Selected excerpt.
..........

Telling 4
Twelve Months Later
The story is too long to tell in a Hub. Besides, the journey isn't over for me. Yes. I watched my child die. Something inside me, intrinsically joined to her has been sliced open. Can I call it a wound? Who wouldn't.
Thing is, I am learning as my steps take me closer to that gateway from which none shall ever return, that not everything we fear, not everything that traumatizes us, not everything that would be considered life altering, life changing, or life hindering needs to be any of those things. Will the pain of losing her bring her back? Will a stifled inspiration aid those still around me? Will a mutated view of what continues real help anything?
I lost her. She's gone, but not forever... just to the dimension I walk in. I will see her again; and when I do, nothing will separate us. Therefore, I would be untrue to her memory and to the virtues that held us from collapsing in those months before the demise if I gave up now, if I caved to the demons that taunt me and would have me believe none of what we knew, what I still know is worth knowing.

..........

Provided data.

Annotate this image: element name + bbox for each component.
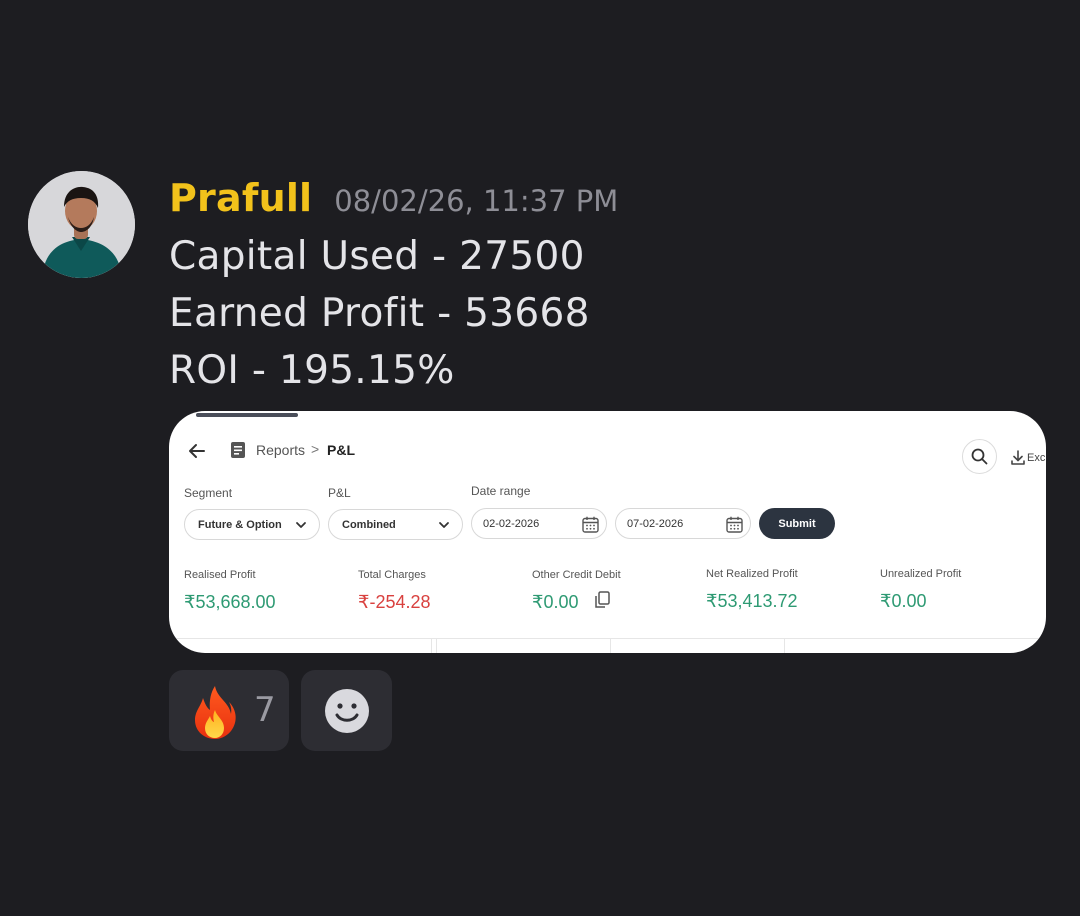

..........

Required task. Carry on the reflection on a child's death, "Twelve Months Later," starting after its final sentence. The data comes from a separate source and is unrelated to the reflection on a child's death.

Answer to this task.
Time stood still for us, for an open window in space. During that opportunity, we ventured verbally into the 'what-if's' and 'if-only's' recognizing that during no season of either of our lives has any of the postulations we ever stood upon ever bent to our volition; instead, we were directed toward an unbeaten path, on a new road, to the place where we would be stretched beyond our comfort and left to contemplate the circumstances that actualized rather than the fictitious situations we would have thought up for ourselves. Learning that we have no power, except the power to acquire knowledge and gain insight from experiences, was the greatest gift.
Some gifts, we do well to lay aside, but this one gift that I have been distancing myself from, simply because the turbulent anguish bashing me from the inside out refused to disengage vicious claws, thereby liberating me to push off and away from the droning chatter unceasingly infusing my brain with reasons to doubt, to hate, to become bitter, to distrust that which I hold most dear, and lay down my strength...hid behind the shadows, waiting for the vexing charges to wear themselves thin, waiting for the moment when I would remember that to come alive as a result of the pain may have a greater impact than allowing myself to be stricken and detoured into a slumber, into a sleep.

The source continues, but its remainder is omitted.